_AUFGABENSTELLUNG_
Aktualisiere die folgenden Zeilen, indem du jedes Vorkommen von „event-marker“ durch „event-point“ ersetzt. Alles Übrige bleibt unverändert.

_DATENZEILEN_
────────

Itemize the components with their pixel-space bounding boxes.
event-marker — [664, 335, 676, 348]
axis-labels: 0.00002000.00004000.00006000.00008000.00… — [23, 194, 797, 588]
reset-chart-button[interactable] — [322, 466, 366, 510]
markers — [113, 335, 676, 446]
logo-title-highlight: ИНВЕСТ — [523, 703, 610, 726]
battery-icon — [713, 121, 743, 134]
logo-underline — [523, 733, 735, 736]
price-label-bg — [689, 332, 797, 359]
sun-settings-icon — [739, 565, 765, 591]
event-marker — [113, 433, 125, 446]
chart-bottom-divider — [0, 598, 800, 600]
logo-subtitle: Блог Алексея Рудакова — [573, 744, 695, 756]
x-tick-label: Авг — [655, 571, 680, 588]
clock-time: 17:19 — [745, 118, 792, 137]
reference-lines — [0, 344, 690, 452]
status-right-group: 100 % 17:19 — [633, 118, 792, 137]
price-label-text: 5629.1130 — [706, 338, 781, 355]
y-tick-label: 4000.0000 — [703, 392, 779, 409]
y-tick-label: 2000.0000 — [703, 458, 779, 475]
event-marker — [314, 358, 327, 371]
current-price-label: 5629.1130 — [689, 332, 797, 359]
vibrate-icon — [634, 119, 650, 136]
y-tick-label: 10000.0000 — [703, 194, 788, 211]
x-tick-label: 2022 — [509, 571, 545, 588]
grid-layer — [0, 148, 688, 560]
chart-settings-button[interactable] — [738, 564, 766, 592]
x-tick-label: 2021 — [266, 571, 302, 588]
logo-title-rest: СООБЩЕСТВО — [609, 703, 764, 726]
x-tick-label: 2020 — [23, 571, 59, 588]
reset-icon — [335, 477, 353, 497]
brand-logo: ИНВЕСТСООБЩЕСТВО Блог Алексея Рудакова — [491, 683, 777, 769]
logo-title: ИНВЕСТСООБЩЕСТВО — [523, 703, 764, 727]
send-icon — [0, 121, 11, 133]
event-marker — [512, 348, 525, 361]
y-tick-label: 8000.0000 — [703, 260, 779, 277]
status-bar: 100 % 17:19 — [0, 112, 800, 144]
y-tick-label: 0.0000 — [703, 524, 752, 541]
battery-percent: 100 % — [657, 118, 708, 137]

────────

_LÖSUNG_
Itemize the components with their pixel-space bounding boxes.
event-point — [664, 335, 676, 348]
axis-labels: 0.00002000.00004000.00006000.00008000.00… — [23, 194, 797, 588]
reset-chart-button[interactable] — [322, 466, 366, 510]
markers — [113, 335, 676, 446]
logo-title-highlight: ИНВЕСТ — [523, 703, 610, 726]
battery-icon — [713, 121, 743, 134]
logo-underline — [523, 733, 735, 736]
price-label-bg — [689, 332, 797, 359]
sun-settings-icon — [739, 565, 765, 591]
event-point — [113, 433, 125, 446]
chart-bottom-divider — [0, 598, 800, 600]
logo-subtitle: Блог Алексея Рудакова — [573, 744, 695, 756]
x-tick-label: Авг — [655, 571, 680, 588]
clock-time: 17:19 — [745, 118, 792, 137]
reference-lines — [0, 344, 690, 452]
status-right-group: 100 % 17:19 — [633, 118, 792, 137]
price-label-text: 5629.1130 — [706, 338, 781, 355]
y-tick-label: 4000.0000 — [703, 392, 779, 409]
y-tick-label: 2000.0000 — [703, 458, 779, 475]
event-point — [314, 358, 327, 371]
current-price-label: 5629.1130 — [689, 332, 797, 359]
vibrate-icon — [634, 119, 650, 136]
y-tick-label: 10000.0000 — [703, 194, 788, 211]
x-tick-label: 2022 — [509, 571, 545, 588]
grid-layer — [0, 148, 688, 560]
chart-settings-button[interactable] — [738, 564, 766, 592]
x-tick-label: 2021 — [266, 571, 302, 588]
logo-title-rest: СООБЩЕСТВО — [609, 703, 764, 726]
x-tick-label: 2020 — [23, 571, 59, 588]
reset-icon — [335, 477, 353, 497]
brand-logo: ИНВЕСТСООБЩЕСТВО Блог Алексея Рудакова — [491, 683, 777, 769]
logo-title: ИНВЕСТСООБЩЕСТВО — [523, 703, 764, 727]
send-icon — [0, 121, 11, 133]
event-point — [512, 348, 525, 361]
y-tick-label: 8000.0000 — [703, 260, 779, 277]
status-bar: 100 % 17:19 — [0, 112, 800, 144]
y-tick-label: 0.0000 — [703, 524, 752, 541]
battery-percent: 100 % — [657, 118, 708, 137]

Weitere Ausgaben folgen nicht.